▶ **INSTRUCTIONS TO FOLLOW**:
Reproduce the records below in full and exactly, without their images.

▶ **DATASET CONTENT**:
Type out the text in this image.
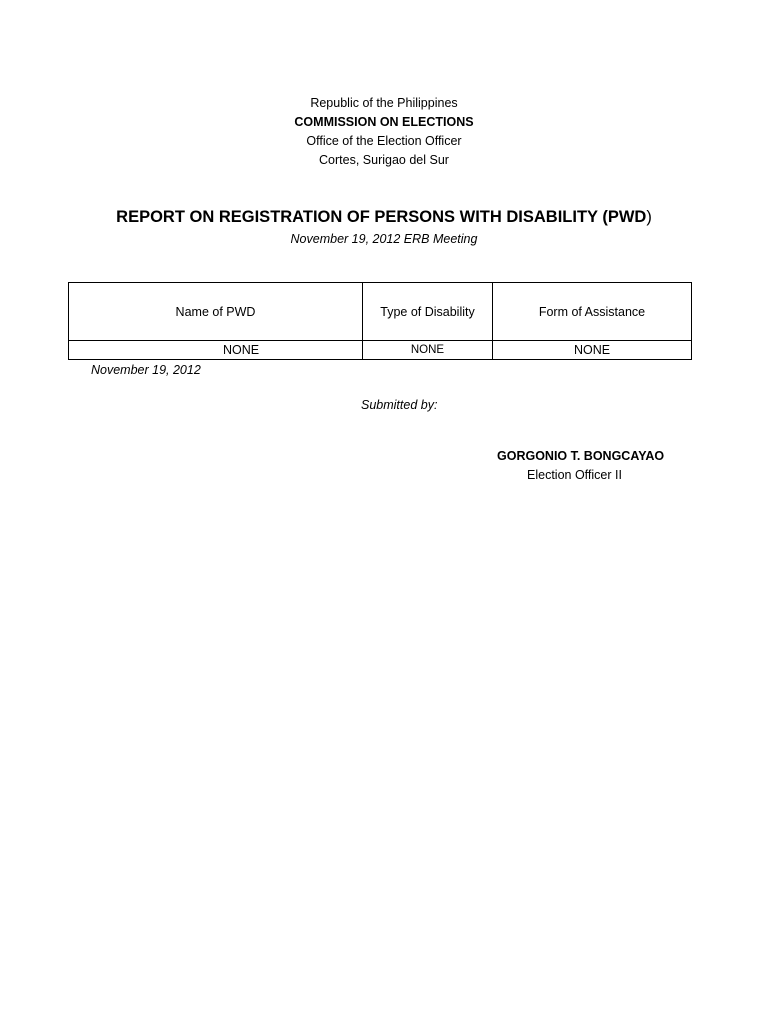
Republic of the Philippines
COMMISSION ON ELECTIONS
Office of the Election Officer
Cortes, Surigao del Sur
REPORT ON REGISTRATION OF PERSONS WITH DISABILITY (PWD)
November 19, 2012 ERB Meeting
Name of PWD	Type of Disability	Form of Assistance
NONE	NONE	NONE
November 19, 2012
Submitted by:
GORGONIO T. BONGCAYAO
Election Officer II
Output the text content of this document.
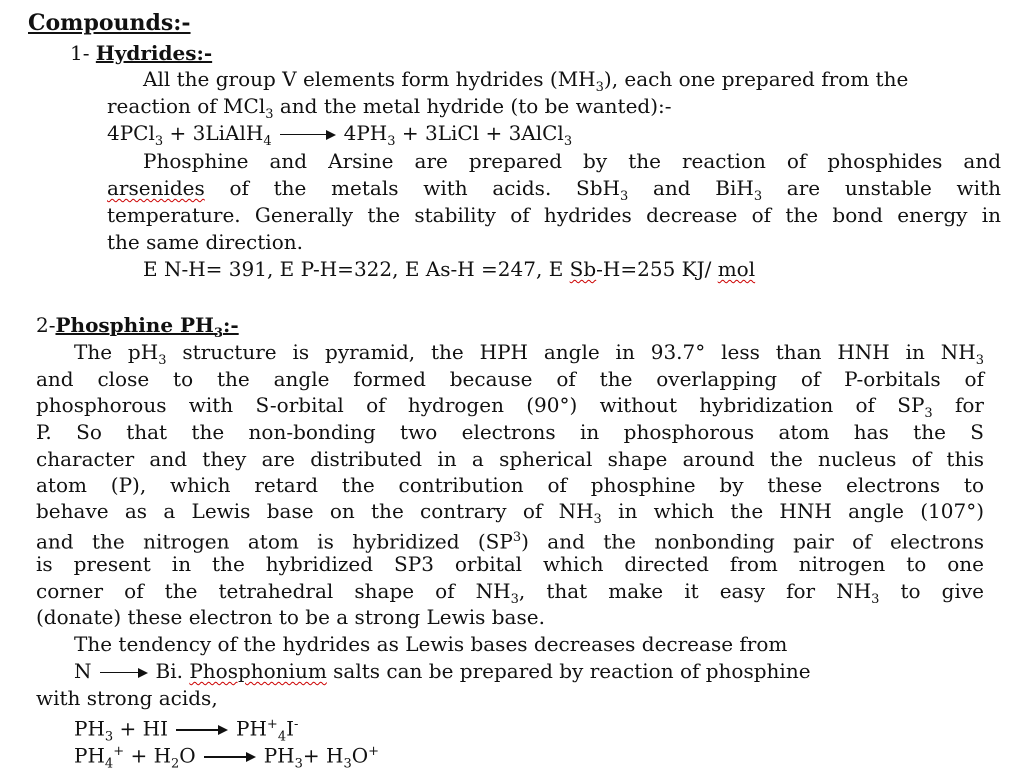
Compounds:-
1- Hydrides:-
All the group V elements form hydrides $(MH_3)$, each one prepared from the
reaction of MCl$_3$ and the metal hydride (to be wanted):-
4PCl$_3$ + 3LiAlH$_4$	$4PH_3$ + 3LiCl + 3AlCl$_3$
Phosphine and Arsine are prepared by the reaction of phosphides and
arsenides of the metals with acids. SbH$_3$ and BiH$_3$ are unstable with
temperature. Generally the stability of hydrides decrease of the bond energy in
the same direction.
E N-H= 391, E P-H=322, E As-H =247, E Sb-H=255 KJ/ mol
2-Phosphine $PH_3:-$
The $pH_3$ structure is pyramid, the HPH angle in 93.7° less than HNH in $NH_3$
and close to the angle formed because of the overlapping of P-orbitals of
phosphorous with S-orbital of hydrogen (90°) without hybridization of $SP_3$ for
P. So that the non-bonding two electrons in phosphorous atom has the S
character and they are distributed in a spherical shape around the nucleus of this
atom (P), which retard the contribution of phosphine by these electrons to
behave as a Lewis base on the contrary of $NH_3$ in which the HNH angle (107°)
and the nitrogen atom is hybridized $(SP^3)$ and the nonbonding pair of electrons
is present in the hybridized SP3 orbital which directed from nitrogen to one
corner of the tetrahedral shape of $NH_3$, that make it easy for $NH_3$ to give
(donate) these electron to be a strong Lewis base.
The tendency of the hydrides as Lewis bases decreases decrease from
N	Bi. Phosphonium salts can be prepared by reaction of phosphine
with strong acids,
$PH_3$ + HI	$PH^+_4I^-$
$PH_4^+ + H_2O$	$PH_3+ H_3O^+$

▶ **OUTPUT OF THE TASK**:
Type out the text in this image.
Republic of the Philippines
COMMISSION ON ELECTIONS
Office of the Election Officer
Cortes, Surigao del Sur
REPORT ON REGISTRATION OF PERSONS WITH DISABILITY (PWD)
November 19, 2012 ERB Meeting
Name of PWD	Type of Disability	Form of Assistance
NONE	NONE	NONE
November 19, 2012
Submitted by:
GORGONIO T. BONGCAYAO
Election Officer II
Output the text content of this document.
Compounds:-
1- Hydrides:-
All the group V elements form hydrides $(MH_3)$, each one prepared from the
reaction of MCl$_3$ and the metal hydride (to be wanted):-
4PCl$_3$ + 3LiAlH$_4$	$4PH_3$ + 3LiCl + 3AlCl$_3$
Phosphine and Arsine are prepared by the reaction of phosphides and
arsenides of the metals with acids. SbH$_3$ and BiH$_3$ are unstable with
temperature. Generally the stability of hydrides decrease of the bond energy in
the same direction.
E N-H= 391, E P-H=322, E As-H =247, E Sb-H=255 KJ/ mol
2-Phosphine $PH_3:-$
The $pH_3$ structure is pyramid, the HPH angle in 93.7° less than HNH in $NH_3$
and close to the angle formed because of the overlapping of P-orbitals of
phosphorous with S-orbital of hydrogen (90°) without hybridization of $SP_3$ for
P. So that the non-bonding two electrons in phosphorous atom has the S
character and they are distributed in a spherical shape around the nucleus of this
atom (P), which retard the contribution of phosphine by these electrons to
behave as a Lewis base on the contrary of $NH_3$ in which the HNH angle (107°)
and the nitrogen atom is hybridized $(SP^3)$ and the nonbonding pair of electrons
is present in the hybridized SP3 orbital which directed from nitrogen to one
corner of the tetrahedral shape of $NH_3$, that make it easy for $NH_3$ to give
(donate) these electron to be a strong Lewis base.
The tendency of the hydrides as Lewis bases decreases decrease from
N	Bi. Phosphonium salts can be prepared by reaction of phosphine
with strong acids,
$PH_3$ + HI	$PH^+_4I^-$
$PH_4^+ + H_2O$	$PH_3+ H_3O^+$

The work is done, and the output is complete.